Data section –
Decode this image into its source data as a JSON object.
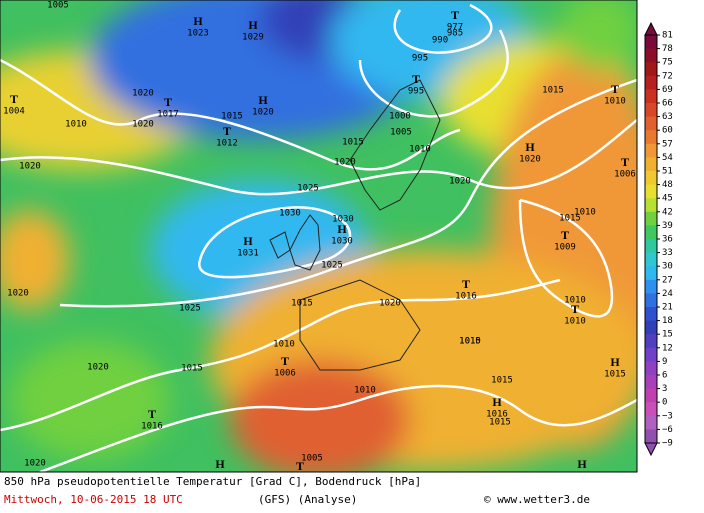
{
  "map": {
    "caption": {
      "line1": "850 hPa pseudopotentielle Temperatur [Grad C], Bodendruck [hPa]",
      "date": "Mittwoch, 10-06-2015  18 UTC",
      "model": "(GFS)  (Analyse)",
      "credit": "© www.wetter3.de"
    },
    "colorbar": {
      "labels": [
        "81",
        "78",
        "75",
        "72",
        "69",
        "66",
        "63",
        "60",
        "57",
        "54",
        "51",
        "48",
        "45",
        "42",
        "39",
        "36",
        "33",
        "30",
        "27",
        "24",
        "21",
        "18",
        "15",
        "12",
        "9",
        "6",
        "3",
        "0",
        "−3",
        "−6",
        "−9"
      ],
      "colors": [
        "#7a0a3a",
        "#8c0f2a",
        "#a01818",
        "#b82020",
        "#cc3020",
        "#d84828",
        "#e06030",
        "#e87a30",
        "#f09838",
        "#f0b030",
        "#f0c830",
        "#e8e030",
        "#b8e030",
        "#70d040",
        "#40c860",
        "#30c8a0",
        "#30c8d0",
        "#30b8f0",
        "#3090f0",
        "#3070e0",
        "#3050d0",
        "#3040b8",
        "#5040c0",
        "#7040c8",
        "#9040c0",
        "#a840b8",
        "#c040b0",
        "#c850b8",
        "#b060c0",
        "#9050b0"
      ]
    },
    "isobar_labels": [
      "1005",
      "985",
      "990",
      "995",
      "1015",
      "1010",
      "1020",
      "1020",
      "1015",
      "1000",
      "1005",
      "1015",
      "1010",
      "1020",
      "1020",
      "1020",
      "1025",
      "1030",
      "1030",
      "1010",
      "1015",
      "1025",
      "1020",
      "1015",
      "1020",
      "1025",
      "1010",
      "1010",
      "1015",
      "1010",
      "1020",
      "1015",
      "1015",
      "1010",
      "1015",
      "1005",
      "1020"
    ],
    "pressure_centers": [
      {
        "symbol": "H",
        "value": "1023"
      },
      {
        "symbol": "H",
        "value": "1029"
      },
      {
        "symbol": "T",
        "value": "977"
      },
      {
        "symbol": "T",
        "value": "995"
      },
      {
        "symbol": "T",
        "value": "1010"
      },
      {
        "symbol": "T",
        "value": "1004"
      },
      {
        "symbol": "T",
        "value": "1017"
      },
      {
        "symbol": "H",
        "value": "1020"
      },
      {
        "symbol": "T",
        "value": "1012"
      },
      {
        "symbol": "H",
        "value": "1020"
      },
      {
        "symbol": "T",
        "value": "1006"
      },
      {
        "symbol": "H",
        "value": "1030"
      },
      {
        "symbol": "H",
        "value": "1031"
      },
      {
        "symbol": "T",
        "value": "1009"
      },
      {
        "symbol": "T",
        "value": "1016"
      },
      {
        "symbol": "T",
        "value": "1010"
      },
      {
        "symbol": "T",
        "value": "1006"
      },
      {
        "symbol": "H",
        "value": "1015"
      },
      {
        "symbol": "T",
        "value": "1016"
      },
      {
        "symbol": "H",
        "value": "1016"
      },
      {
        "symbol": "H"
      },
      {
        "symbol": "T"
      },
      {
        "symbol": "H"
      }
    ]
  }
}
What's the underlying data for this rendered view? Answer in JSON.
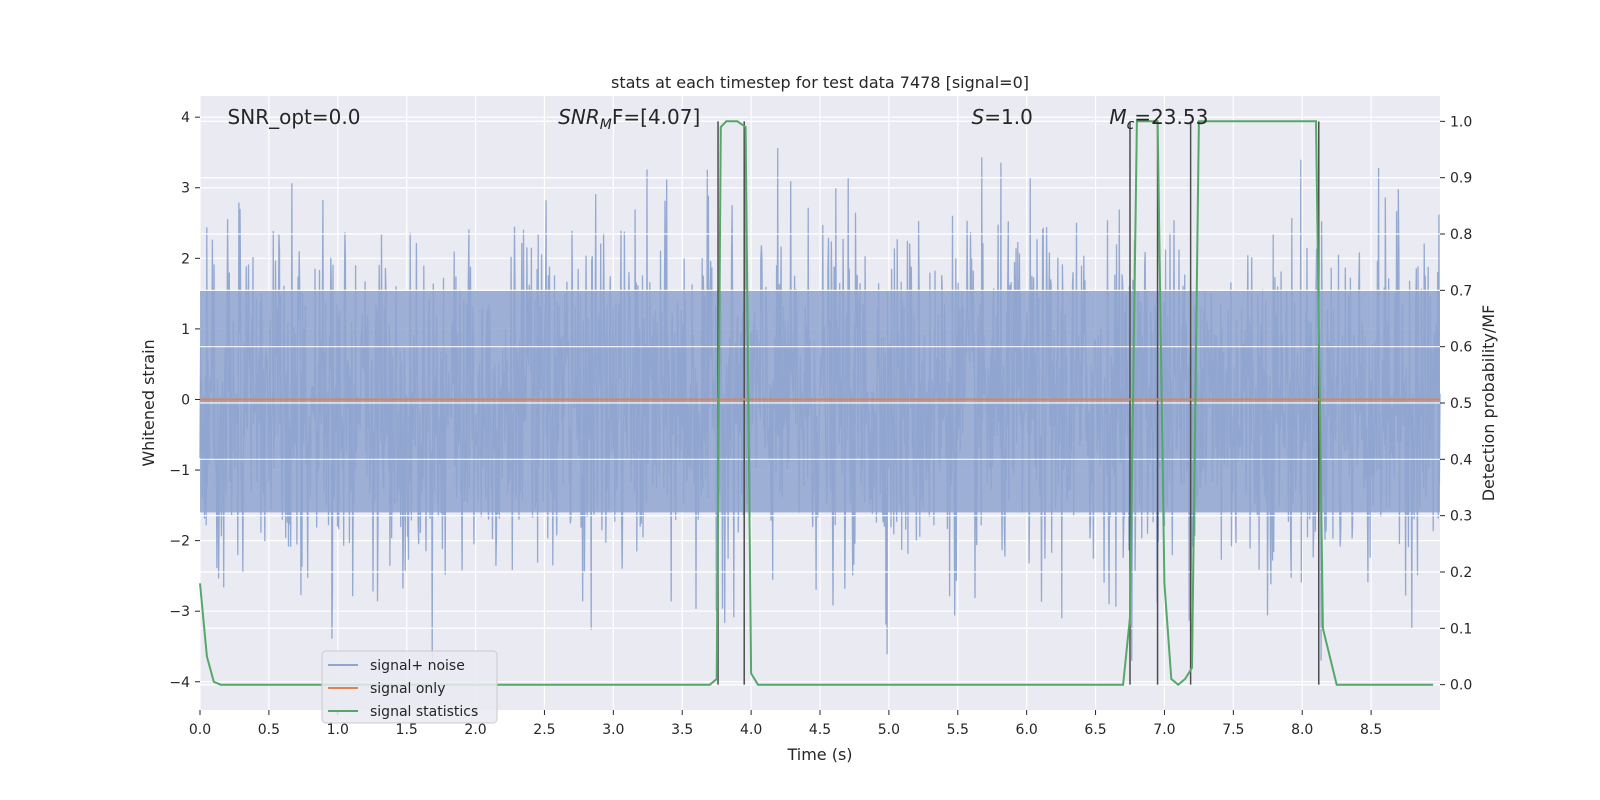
{
  "chart_data": {
    "type": "line",
    "title": "stats at each timestep for test data 7478 [signal=0]",
    "xlabel": "Time (s)",
    "ylabel": "Whitened strain",
    "y2label": "Detection probability/MF",
    "xlim": [
      0.0,
      9.0
    ],
    "ylim": [
      -4.4,
      4.3
    ],
    "y2lim": [
      -0.045,
      1.045
    ],
    "xticks": [
      0.0,
      0.5,
      1.0,
      1.5,
      2.0,
      2.5,
      3.0,
      3.5,
      4.0,
      4.5,
      5.0,
      5.5,
      6.0,
      6.5,
      7.0,
      7.5,
      8.0,
      8.5
    ],
    "xtick_labels": [
      "0.0",
      "0.5",
      "1.0",
      "1.5",
      "2.0",
      "2.5",
      "3.0",
      "3.5",
      "4.0",
      "4.5",
      "5.0",
      "5.5",
      "6.0",
      "6.5",
      "7.0",
      "7.5",
      "8.0",
      "8.5"
    ],
    "yticks": [
      -4,
      -3,
      -2,
      -1,
      0,
      1,
      2,
      3,
      4
    ],
    "ytick_labels": [
      "−4",
      "−3",
      "−2",
      "−1",
      "0",
      "1",
      "2",
      "3",
      "4"
    ],
    "y2ticks": [
      0.0,
      0.1,
      0.2,
      0.3,
      0.4,
      0.5,
      0.6,
      0.7,
      0.8,
      0.9,
      1.0
    ],
    "y2tick_labels": [
      "0.0",
      "0.1",
      "0.2",
      "0.3",
      "0.4",
      "0.5",
      "0.6",
      "0.7",
      "0.8",
      "0.9",
      "1.0"
    ],
    "grid": true,
    "legend_position": "lower-left",
    "annotations": [
      {
        "text": "SNR_opt=0.0",
        "x": 0.2
      },
      {
        "text": "SNR",
        "sub": "M",
        "tail": "F=[4.07]",
        "x": 2.6,
        "italic": true
      },
      {
        "text": "S",
        "tail": "=1.0",
        "x": 5.6,
        "italic": true
      },
      {
        "text": "M",
        "sub": "c",
        "tail": "=23.53",
        "x": 6.6,
        "italic": true
      }
    ],
    "series": [
      {
        "name": "signal+ noise",
        "color": "#8fa5cf",
        "axis": "left",
        "kind": "noise",
        "description_range": [
          -3.7,
          3.6
        ],
        "x_range": [
          0.0,
          9.0
        ]
      },
      {
        "name": "signal only",
        "color": "#dd8452",
        "axis": "left",
        "x": [
          0.0,
          9.0
        ],
        "y": [
          0.0,
          0.0
        ]
      },
      {
        "name": "signal statistics",
        "color": "#55a868",
        "axis": "right",
        "x": [
          0.0,
          0.05,
          0.1,
          0.15,
          3.7,
          3.75,
          3.78,
          3.82,
          3.9,
          3.96,
          4.0,
          4.05,
          6.7,
          6.75,
          6.8,
          6.85,
          6.95,
          7.0,
          7.05,
          7.1,
          7.15,
          7.2,
          7.25,
          8.05,
          8.1,
          8.15,
          8.25,
          8.95
        ],
        "y": [
          0.18,
          0.05,
          0.005,
          0.0,
          0.0,
          0.01,
          0.99,
          1.0,
          1.0,
          0.99,
          0.02,
          0.0,
          0.0,
          0.12,
          1.0,
          1.0,
          1.0,
          0.18,
          0.01,
          0.0,
          0.01,
          0.03,
          1.0,
          1.0,
          1.0,
          0.1,
          0.0,
          0.0
        ]
      }
    ],
    "vlines": [
      3.76,
      3.95,
      6.75,
      6.95,
      7.19,
      8.12
    ],
    "vline_color": "#4d4d4d"
  }
}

Task requirements –
Will you restate every entry word for word and omit the images?

Solution to this exercise –
Decode this image into its source data as a JSON object.
{
  "map": {
    "caption": {
      "line1": "850 hPa pseudopotentielle Temperatur [Grad C], Bodendruck [hPa]",
      "date": "Mittwoch, 10-06-2015  18 UTC",
      "model": "(GFS)  (Analyse)",
      "credit": "© www.wetter3.de"
    },
    "colorbar": {
      "labels": [
        "81",
        "78",
        "75",
        "72",
        "69",
        "66",
        "63",
        "60",
        "57",
        "54",
        "51",
        "48",
        "45",
        "42",
        "39",
        "36",
        "33",
        "30",
        "27",
        "24",
        "21",
        "18",
        "15",
        "12",
        "9",
        "6",
        "3",
        "0",
        "−3",
        "−6",
        "−9"
      ],
      "colors": [
        "#7a0a3a",
        "#8c0f2a",
        "#a01818",
        "#b82020",
        "#cc3020",
        "#d84828",
        "#e06030",
        "#e87a30",
        "#f09838",
        "#f0b030",
        "#f0c830",
        "#e8e030",
        "#b8e030",
        "#70d040",
        "#40c860",
        "#30c8a0",
        "#30c8d0",
        "#30b8f0",
        "#3090f0",
        "#3070e0",
        "#3050d0",
        "#3040b8",
        "#5040c0",
        "#7040c8",
        "#9040c0",
        "#a840b8",
        "#c040b0",
        "#c850b8",
        "#b060c0",
        "#9050b0"
      ]
    },
    "isobar_labels": [
      "1005",
      "985",
      "990",
      "995",
      "1015",
      "1010",
      "1020",
      "1020",
      "1015",
      "1000",
      "1005",
      "1015",
      "1010",
      "1020",
      "1020",
      "1020",
      "1025",
      "1030",
      "1030",
      "1010",
      "1015",
      "1025",
      "1020",
      "1015",
      "1020",
      "1025",
      "1010",
      "1010",
      "1015",
      "1010",
      "1020",
      "1015",
      "1015",
      "1010",
      "1015",
      "1005",
      "1020"
    ],
    "pressure_centers": [
      {
        "symbol": "H",
        "value": "1023"
      },
      {
        "symbol": "H",
        "value": "1029"
      },
      {
        "symbol": "T",
        "value": "977"
      },
      {
        "symbol": "T",
        "value": "995"
      },
      {
        "symbol": "T",
        "value": "1010"
      },
      {
        "symbol": "T",
        "value": "1004"
      },
      {
        "symbol": "T",
        "value": "1017"
      },
      {
        "symbol": "H",
        "value": "1020"
      },
      {
        "symbol": "T",
        "value": "1012"
      },
      {
        "symbol": "H",
        "value": "1020"
      },
      {
        "symbol": "T",
        "value": "1006"
      },
      {
        "symbol": "H",
        "value": "1030"
      },
      {
        "symbol": "H",
        "value": "1031"
      },
      {
        "symbol": "T",
        "value": "1009"
      },
      {
        "symbol": "T",
        "value": "1016"
      },
      {
        "symbol": "T",
        "value": "1010"
      },
      {
        "symbol": "T",
        "value": "1006"
      },
      {
        "symbol": "H",
        "value": "1015"
      },
      {
        "symbol": "T",
        "value": "1016"
      },
      {
        "symbol": "H",
        "value": "1016"
      },
      {
        "symbol": "H"
      },
      {
        "symbol": "T"
      },
      {
        "symbol": "H"
      }
    ]
  }
}
What's the underlying data for this rendered view? Answer in JSON.
{
  "chart_data": {
    "type": "line",
    "title": "stats at each timestep for test data 7478 [signal=0]",
    "xlabel": "Time (s)",
    "ylabel": "Whitened strain",
    "y2label": "Detection probability/MF",
    "xlim": [
      0.0,
      9.0
    ],
    "ylim": [
      -4.4,
      4.3
    ],
    "y2lim": [
      -0.045,
      1.045
    ],
    "xticks": [
      0.0,
      0.5,
      1.0,
      1.5,
      2.0,
      2.5,
      3.0,
      3.5,
      4.0,
      4.5,
      5.0,
      5.5,
      6.0,
      6.5,
      7.0,
      7.5,
      8.0,
      8.5
    ],
    "xtick_labels": [
      "0.0",
      "0.5",
      "1.0",
      "1.5",
      "2.0",
      "2.5",
      "3.0",
      "3.5",
      "4.0",
      "4.5",
      "5.0",
      "5.5",
      "6.0",
      "6.5",
      "7.0",
      "7.5",
      "8.0",
      "8.5"
    ],
    "yticks": [
      -4,
      -3,
      -2,
      -1,
      0,
      1,
      2,
      3,
      4
    ],
    "ytick_labels": [
      "−4",
      "−3",
      "−2",
      "−1",
      "0",
      "1",
      "2",
      "3",
      "4"
    ],
    "y2ticks": [
      0.0,
      0.1,
      0.2,
      0.3,
      0.4,
      0.5,
      0.6,
      0.7,
      0.8,
      0.9,
      1.0
    ],
    "y2tick_labels": [
      "0.0",
      "0.1",
      "0.2",
      "0.3",
      "0.4",
      "0.5",
      "0.6",
      "0.7",
      "0.8",
      "0.9",
      "1.0"
    ],
    "grid": true,
    "legend_position": "lower-left",
    "annotations": [
      {
        "text": "SNR_opt=0.0",
        "x": 0.2
      },
      {
        "text": "SNR",
        "sub": "M",
        "tail": "F=[4.07]",
        "x": 2.6,
        "italic": true
      },
      {
        "text": "S",
        "tail": "=1.0",
        "x": 5.6,
        "italic": true
      },
      {
        "text": "M",
        "sub": "c",
        "tail": "=23.53",
        "x": 6.6,
        "italic": true
      }
    ],
    "series": [
      {
        "name": "signal+ noise",
        "color": "#8fa5cf",
        "axis": "left",
        "kind": "noise",
        "description_range": [
          -3.7,
          3.6
        ],
        "x_range": [
          0.0,
          9.0
        ]
      },
      {
        "name": "signal only",
        "color": "#dd8452",
        "axis": "left",
        "x": [
          0.0,
          9.0
        ],
        "y": [
          0.0,
          0.0
        ]
      },
      {
        "name": "signal statistics",
        "color": "#55a868",
        "axis": "right",
        "x": [
          0.0,
          0.05,
          0.1,
          0.15,
          3.7,
          3.75,
          3.78,
          3.82,
          3.9,
          3.96,
          4.0,
          4.05,
          6.7,
          6.75,
          6.8,
          6.85,
          6.95,
          7.0,
          7.05,
          7.1,
          7.15,
          7.2,
          7.25,
          8.05,
          8.1,
          8.15,
          8.25,
          8.95
        ],
        "y": [
          0.18,
          0.05,
          0.005,
          0.0,
          0.0,
          0.01,
          0.99,
          1.0,
          1.0,
          0.99,
          0.02,
          0.0,
          0.0,
          0.12,
          1.0,
          1.0,
          1.0,
          0.18,
          0.01,
          0.0,
          0.01,
          0.03,
          1.0,
          1.0,
          1.0,
          0.1,
          0.0,
          0.0
        ]
      }
    ],
    "vlines": [
      3.76,
      3.95,
      6.75,
      6.95,
      7.19,
      8.12
    ],
    "vline_color": "#4d4d4d"
  }
}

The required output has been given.